(Dataset excerpt)
* * * *

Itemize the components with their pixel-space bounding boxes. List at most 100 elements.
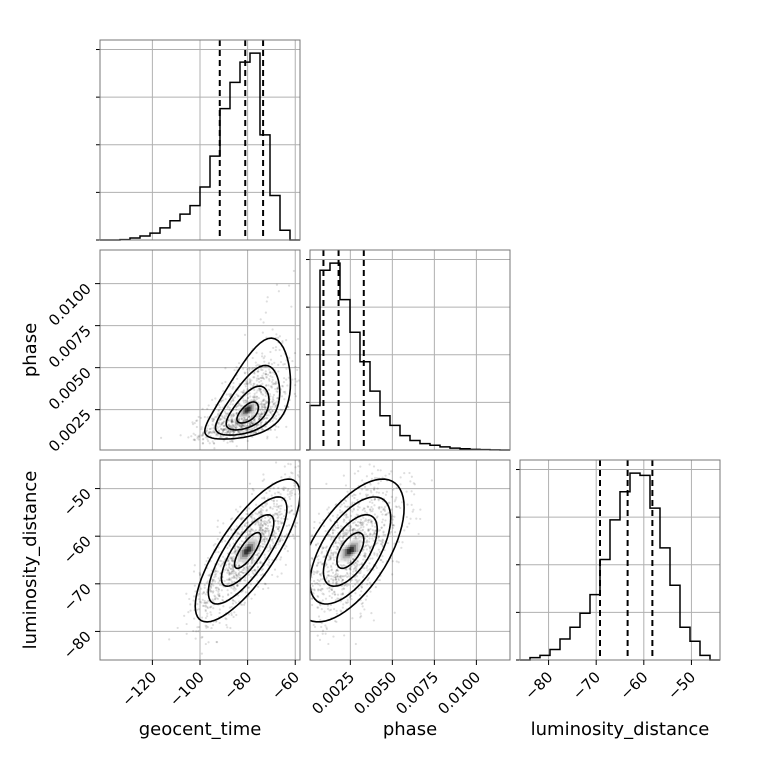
scatter-point [393,542,396,545]
scatter-point [210,586,213,590]
scatter-point [349,594,352,597]
scatter-point [219,400,222,403]
scatter-point [320,608,323,611]
scatter-point [218,583,222,587]
scatter-point [220,421,224,424]
scatter-point [409,480,412,483]
scatter-point [227,423,230,426]
scatter-point [245,430,248,433]
scatter-point [230,430,233,433]
scatter-point [260,368,263,371]
scatter-point [333,590,336,593]
scatter-point [350,528,354,532]
scatter-point [227,578,230,581]
scatter-point [226,546,229,550]
scatter-point [235,412,239,415]
scatter-point [230,613,233,617]
scatter-point [401,541,404,544]
scatter-point [335,516,339,519]
scatter-point [360,590,363,593]
scatter-point [193,438,196,441]
scatter-point [359,612,362,615]
scatter-point [253,388,256,392]
scatter-point [260,526,263,529]
scatter-point [218,559,222,562]
scatter-point [265,384,268,387]
scatter-point [283,547,287,550]
scatter-point [223,579,226,583]
scatter-point [259,560,262,563]
scatter-point [332,578,335,581]
scatter-point [347,531,350,534]
scatter-point [290,471,293,474]
x-tick-label-luminosity_distance: −80 [521,668,556,703]
scatter-point [215,586,218,589]
scatter-point [377,506,380,509]
scatter-point [255,503,258,506]
scatter-point [343,514,346,517]
scatter-point [258,415,261,418]
scatter-point [365,523,368,526]
scatter-point [322,525,326,528]
scatter-point [207,432,210,435]
scatter-point [269,517,272,520]
scatter-point [359,571,362,575]
scatter-point [311,597,314,600]
scatter-point [226,571,229,574]
scatter-point [262,406,266,409]
scatter-point [331,528,334,532]
scatter-point [394,505,397,508]
scatter-point [262,403,265,406]
scatter-point [391,573,394,576]
scatter-point [256,389,259,392]
scatter-point [272,542,275,545]
scatter-point [334,551,338,554]
scatter-point [230,570,233,573]
scatter-point [285,425,288,428]
scatter-point [225,618,228,621]
scatter-point [290,305,293,308]
scatter-point [225,567,228,570]
scatter-point [385,513,388,516]
scatter-point [380,543,384,546]
scatter-point [198,571,201,575]
scatter-point [352,522,355,525]
scatter-point [319,584,322,587]
scatter-point [213,431,216,434]
scatter-point [268,392,272,396]
scatter-point [331,554,335,557]
x-tick-label-geocent_time: −120 [118,668,160,710]
scatter-point [341,536,345,540]
scatter-point [265,537,268,541]
scatter-point [291,378,294,381]
scatter-point [194,637,197,640]
scatter-point [253,372,256,375]
scatter-point [200,427,203,431]
scatter-point [264,406,267,409]
scatter-point [233,547,236,550]
scatter-point [346,490,349,493]
scatter-point [394,498,397,501]
scatter-point [214,620,218,623]
scatter-point [331,531,335,534]
scatter-point [192,629,195,633]
scatter-point [260,412,263,415]
scatter-point [176,626,179,630]
scatter-point [419,517,422,521]
scatter-point [261,568,265,571]
scatter-point [214,580,217,583]
x-tick-label-luminosity_distance: −50 [664,668,699,703]
scatter-point [279,354,283,357]
scatter-point [354,529,357,532]
scatter-point [376,487,379,490]
scatter-point [231,439,234,442]
scatter-point [283,465,286,468]
scatter-point [351,494,354,498]
scatter-point [195,630,198,633]
scatter-point [275,505,278,508]
scatter-point [329,554,333,557]
scatter-point [246,418,249,421]
scatter-point [211,419,214,422]
scatter-point [268,368,271,371]
scatter-point [342,603,345,606]
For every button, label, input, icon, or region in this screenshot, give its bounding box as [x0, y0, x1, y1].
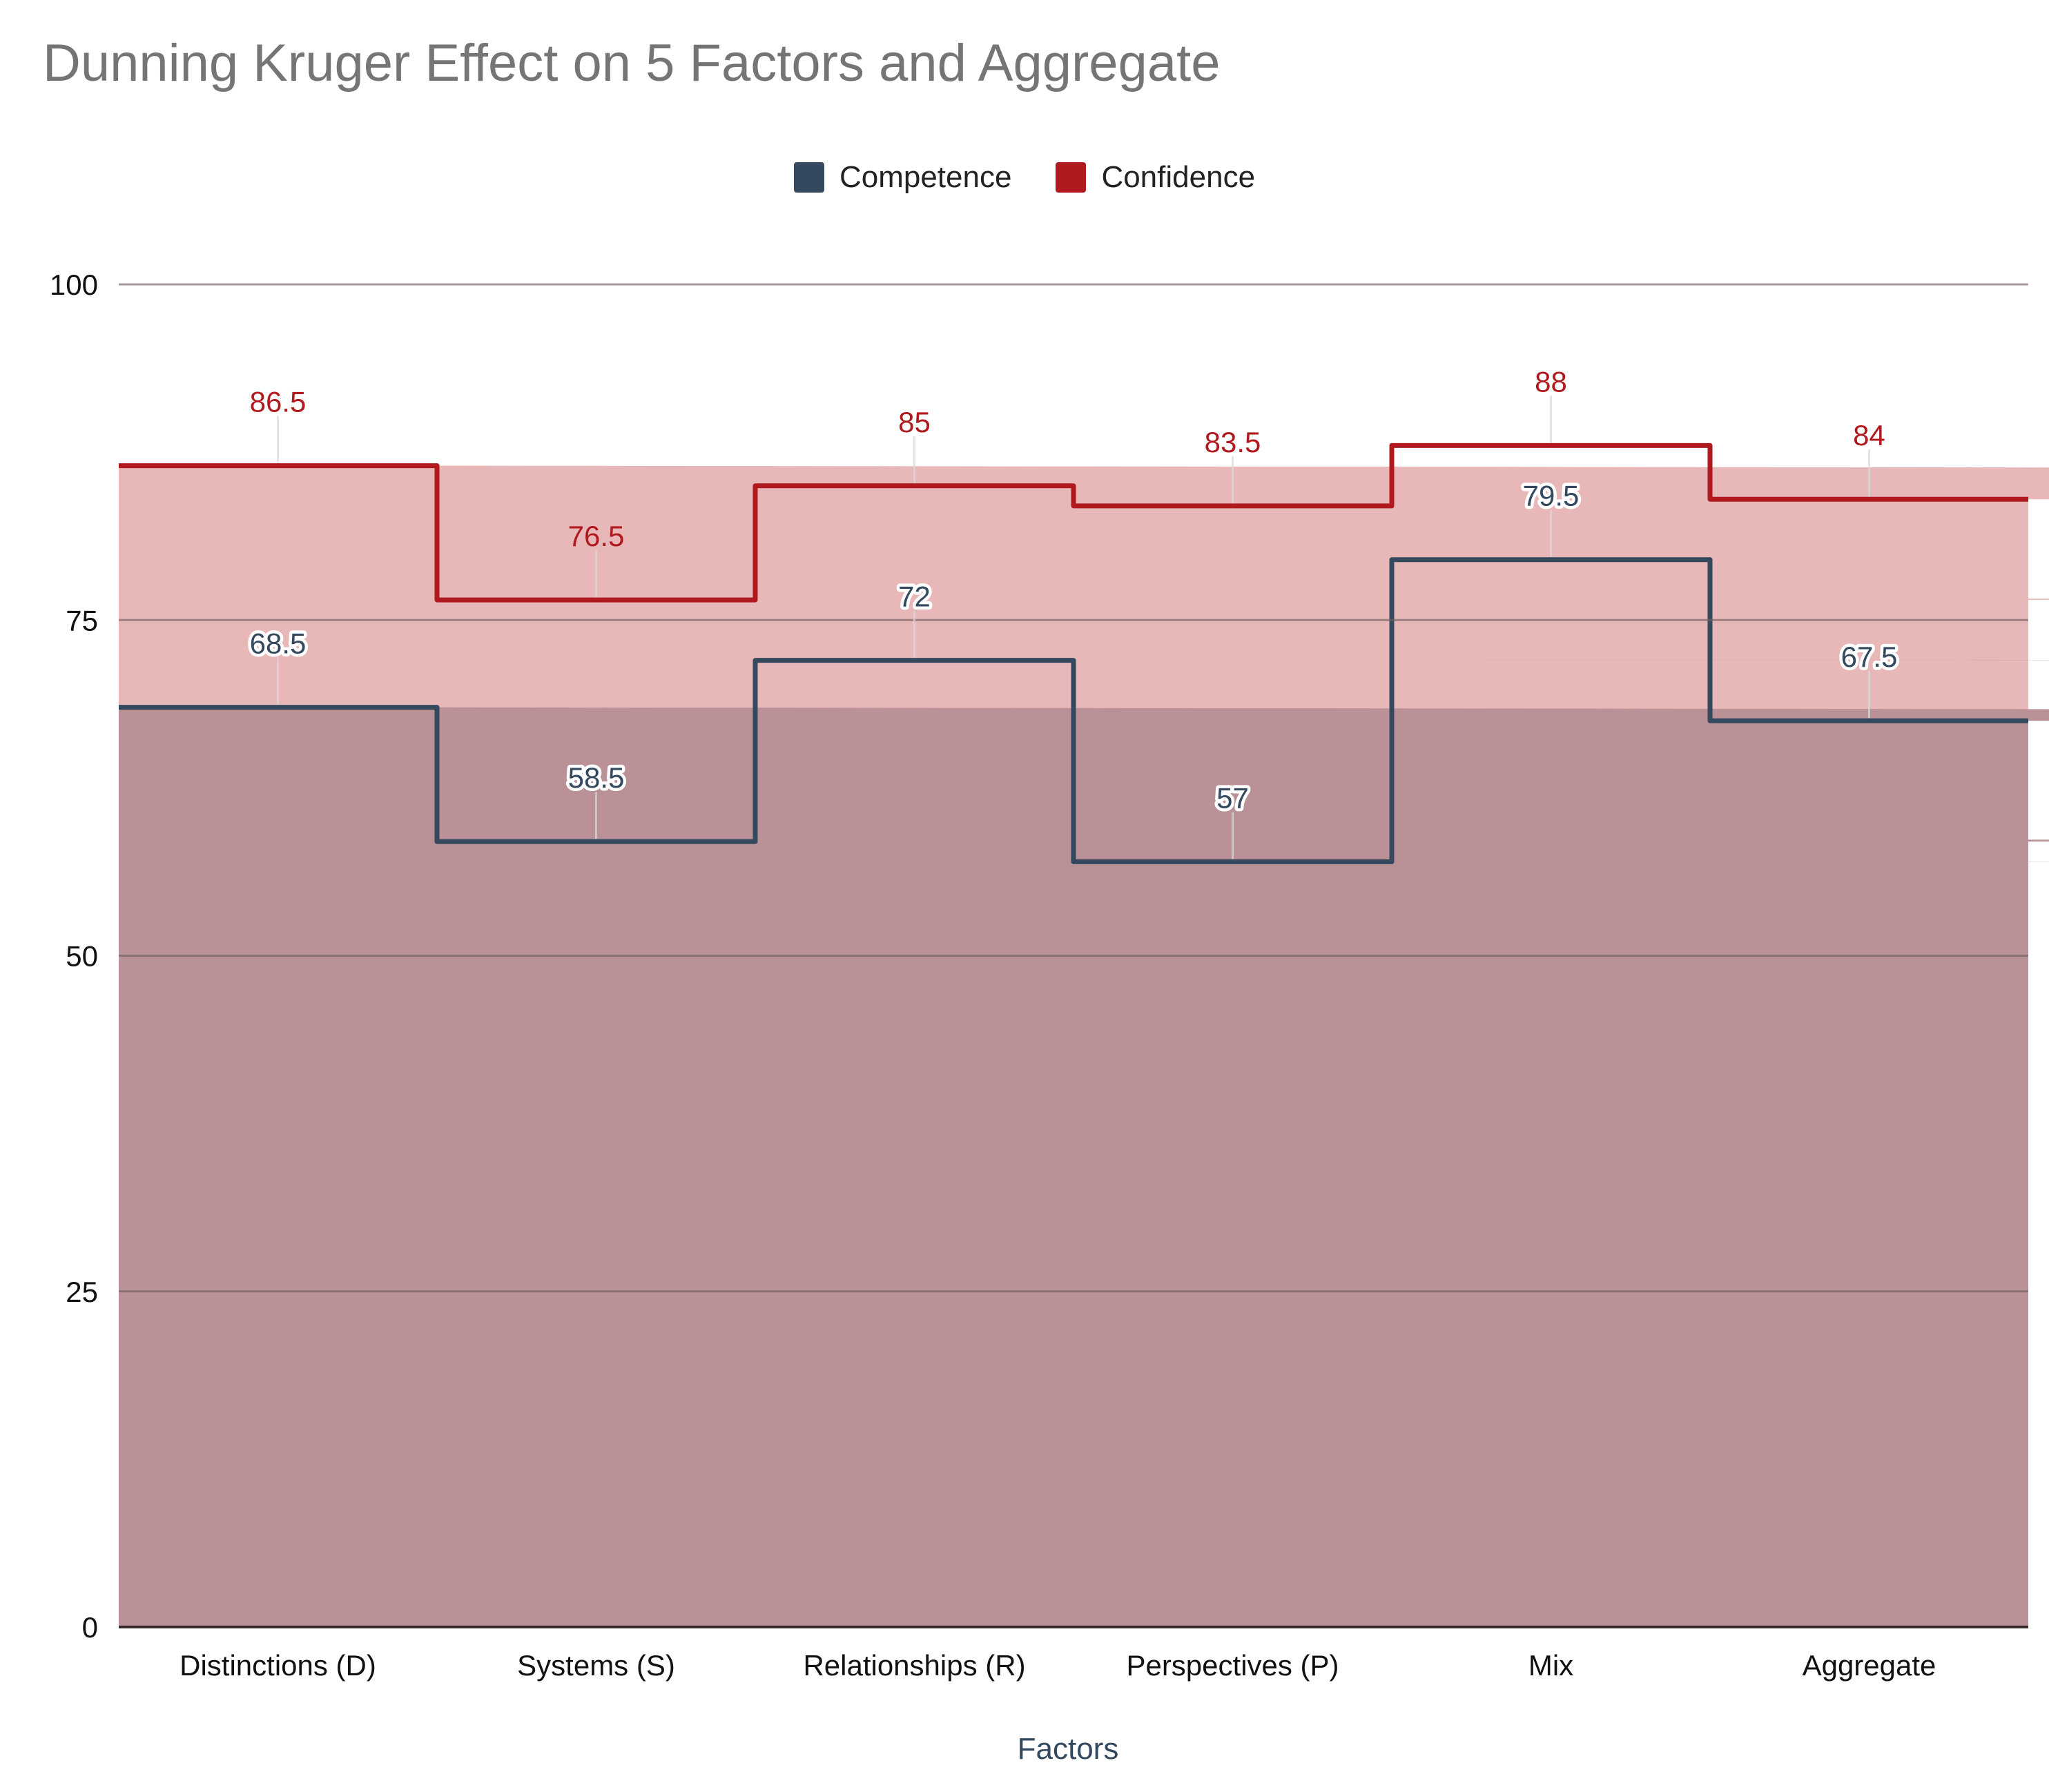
x-tick-label-3: Perspectives (P) — [1126, 1649, 1339, 1682]
legend-item-confidence[interactable]: Confidence — [1056, 160, 1255, 195]
confidence-data-label-1: 76.5 — [568, 520, 625, 552]
confidence-data-label-0: 86.5 — [250, 386, 307, 418]
confidence-data-label-5: 84 — [1853, 419, 1885, 451]
legend-swatch-confidence — [1056, 162, 1087, 193]
data-labels: 86.5 76.5 85 83.5 88 84 68.5 58.5 72 57 79.5 67.5 — [246, 365, 1901, 817]
chart-title: Dunning Kruger Effect on 5 Factors and A… — [43, 34, 1221, 92]
legend-label-competence: Competence — [839, 160, 1012, 194]
confidence-series — [119, 442, 2049, 1627]
confidence-data-label-4: 88 — [1535, 365, 1567, 398]
y-tick-label-50: 50 — [66, 940, 98, 973]
x-tick-label-5: Aggregate — [1803, 1649, 1936, 1682]
x-tick-label-2: Relationships (R) — [803, 1649, 1025, 1682]
competence-data-label-2: 72 — [898, 581, 931, 613]
competence-series — [119, 557, 2049, 1627]
axes: 0 25 50 75 100 Distinctions (D) Systems (S) Rel… — [50, 269, 2028, 1766]
y-tick-label-0: 0 — [82, 1611, 98, 1644]
competence-data-label-0: 68.5 — [250, 627, 307, 660]
legend-item-competence[interactable]: Competence — [793, 160, 1012, 195]
x-axis-title: Factors — [1018, 1732, 1119, 1766]
competence-data-label-4: 79.5 — [1523, 480, 1580, 512]
y-tick-label-25: 25 — [66, 1276, 98, 1308]
y-tick-label-100: 100 — [50, 269, 98, 301]
label-leaders — [277, 396, 1870, 859]
y-tick-label-75: 75 — [66, 604, 98, 636]
x-tick-label-0: Distinctions (D) — [179, 1649, 376, 1682]
x-tick-label-1: Systems (S) — [517, 1649, 675, 1682]
confidence-data-label-3: 83.5 — [1205, 426, 1261, 458]
confidence-line — [119, 442, 2028, 603]
competence-data-label-5: 67.5 — [1841, 641, 1898, 673]
legend-swatch-competence — [793, 162, 824, 193]
competence-data-label-3: 57 — [1216, 781, 1249, 814]
x-tick-label-4: Mix — [1528, 1649, 1573, 1682]
legend: Competence Confidence — [0, 160, 2049, 195]
competence-data-label-1: 58.5 — [568, 761, 625, 794]
legend-label-confidence: Confidence — [1101, 160, 1256, 194]
confidence-data-label-2: 85 — [898, 406, 931, 438]
gridlines — [119, 283, 2028, 1293]
competence-line — [119, 557, 2028, 864]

* * * *

* GOAL *
Extract every line of the listing above word for word, leaving out the pictures.

* RESULT BELOW *
Itemize the components with their pixel-space bounding boxes. List at most 100 elements.
scatter-point [393,542,396,545]
scatter-point [210,586,213,590]
scatter-point [349,594,352,597]
scatter-point [219,400,222,403]
scatter-point [320,608,323,611]
scatter-point [218,583,222,587]
scatter-point [220,421,224,424]
scatter-point [409,480,412,483]
scatter-point [227,423,230,426]
scatter-point [245,430,248,433]
scatter-point [230,430,233,433]
scatter-point [260,368,263,371]
scatter-point [333,590,336,593]
scatter-point [350,528,354,532]
scatter-point [227,578,230,581]
scatter-point [226,546,229,550]
scatter-point [235,412,239,415]
scatter-point [230,613,233,617]
scatter-point [401,541,404,544]
scatter-point [335,516,339,519]
scatter-point [360,590,363,593]
scatter-point [193,438,196,441]
scatter-point [359,612,362,615]
scatter-point [253,388,256,392]
scatter-point [260,526,263,529]
scatter-point [218,559,222,562]
scatter-point [265,384,268,387]
scatter-point [283,547,287,550]
scatter-point [223,579,226,583]
scatter-point [259,560,262,563]
scatter-point [332,578,335,581]
scatter-point [347,531,350,534]
scatter-point [290,471,293,474]
x-tick-label-luminosity_distance: −80 [521,668,556,703]
scatter-point [215,586,218,589]
scatter-point [377,506,380,509]
scatter-point [255,503,258,506]
scatter-point [343,514,346,517]
scatter-point [258,415,261,418]
scatter-point [365,523,368,526]
scatter-point [322,525,326,528]
scatter-point [207,432,210,435]
scatter-point [269,517,272,520]
scatter-point [359,571,362,575]
scatter-point [311,597,314,600]
scatter-point [226,571,229,574]
scatter-point [262,406,266,409]
scatter-point [331,528,334,532]
scatter-point [394,505,397,508]
scatter-point [262,403,265,406]
scatter-point [391,573,394,576]
scatter-point [256,389,259,392]
scatter-point [272,542,275,545]
scatter-point [334,551,338,554]
scatter-point [230,570,233,573]
scatter-point [285,425,288,428]
scatter-point [225,618,228,621]
scatter-point [290,305,293,308]
scatter-point [225,567,228,570]
scatter-point [385,513,388,516]
scatter-point [380,543,384,546]
scatter-point [198,571,201,575]
scatter-point [352,522,355,525]
scatter-point [319,584,322,587]
scatter-point [213,431,216,434]
scatter-point [268,392,272,396]
scatter-point [331,554,335,557]
x-tick-label-geocent_time: −120 [118,668,160,710]
scatter-point [341,536,345,540]
scatter-point [265,537,268,541]
scatter-point [291,378,294,381]
scatter-point [194,637,197,640]
scatter-point [253,372,256,375]
scatter-point [200,427,203,431]
scatter-point [264,406,267,409]
scatter-point [233,547,236,550]
scatter-point [346,490,349,493]
scatter-point [394,498,397,501]
scatter-point [214,620,218,623]
scatter-point [331,531,335,534]
scatter-point [192,629,195,633]
scatter-point [260,412,263,415]
scatter-point [176,626,179,630]
scatter-point [419,517,422,521]
scatter-point [261,568,265,571]
scatter-point [214,580,217,583]
x-tick-label-luminosity_distance: −50 [664,668,699,703]
scatter-point [279,354,283,357]
scatter-point [354,529,357,532]
scatter-point [376,487,379,490]
scatter-point [231,439,234,442]
scatter-point [283,465,286,468]
scatter-point [351,494,354,498]
scatter-point [195,630,198,633]
scatter-point [275,505,278,508]
scatter-point [329,554,333,557]
scatter-point [246,418,249,421]
scatter-point [211,419,214,422]
scatter-point [268,368,271,371]
scatter-point [342,603,345,606]
For every button, label, input, icon, or region in this screenshot, give its bounding box as [x0, y0, x1, y1].
x-tick-label-3: Perspectives (P) — [1126, 1649, 1339, 1682]
legend-item-confidence[interactable]: Confidence — [1056, 160, 1255, 195]
confidence-data-label-1: 76.5 — [568, 520, 625, 552]
confidence-data-label-0: 86.5 — [250, 386, 307, 418]
confidence-data-label-5: 84 — [1853, 419, 1885, 451]
legend-swatch-confidence — [1056, 162, 1087, 193]
data-labels: 86.5 76.5 85 83.5 88 84 68.5 58.5 72 57 79.5 67.5 — [246, 365, 1901, 817]
chart-title: Dunning Kruger Effect on 5 Factors and A… — [43, 34, 1221, 92]
legend-label-competence: Competence — [839, 160, 1012, 194]
confidence-series — [119, 442, 2049, 1627]
confidence-data-label-4: 88 — [1535, 365, 1567, 398]
y-tick-label-50: 50 — [66, 940, 98, 973]
x-tick-label-5: Aggregate — [1803, 1649, 1936, 1682]
x-tick-label-2: Relationships (R) — [803, 1649, 1025, 1682]
competence-data-label-2: 72 — [898, 581, 931, 613]
competence-series — [119, 557, 2049, 1627]
axes: 0 25 50 75 100 Distinctions (D) Systems (S) Rel… — [50, 269, 2028, 1766]
y-tick-label-0: 0 — [82, 1611, 98, 1644]
competence-data-label-0: 68.5 — [250, 627, 307, 660]
legend-item-competence[interactable]: Competence — [793, 160, 1012, 195]
x-axis-title: Factors — [1018, 1732, 1119, 1766]
competence-data-label-4: 79.5 — [1523, 480, 1580, 512]
y-tick-label-25: 25 — [66, 1276, 98, 1308]
y-tick-label-100: 100 — [50, 269, 98, 301]
label-leaders — [277, 396, 1870, 859]
y-tick-label-75: 75 — [66, 604, 98, 636]
x-tick-label-0: Distinctions (D) — [179, 1649, 376, 1682]
x-tick-label-1: Systems (S) — [517, 1649, 675, 1682]
confidence-data-label-3: 83.5 — [1205, 426, 1261, 458]
confidence-line — [119, 442, 2028, 603]
competence-data-label-5: 67.5 — [1841, 641, 1898, 673]
legend-swatch-competence — [793, 162, 824, 193]
competence-data-label-3: 57 — [1216, 781, 1249, 814]
x-tick-label-4: Mix — [1528, 1649, 1573, 1682]
legend: Competence Confidence — [0, 160, 2049, 195]
competence-data-label-1: 58.5 — [568, 761, 625, 794]
legend-label-confidence: Confidence — [1101, 160, 1256, 194]
confidence-data-label-2: 85 — [898, 406, 931, 438]
gridlines — [119, 283, 2028, 1293]
competence-line — [119, 557, 2028, 864]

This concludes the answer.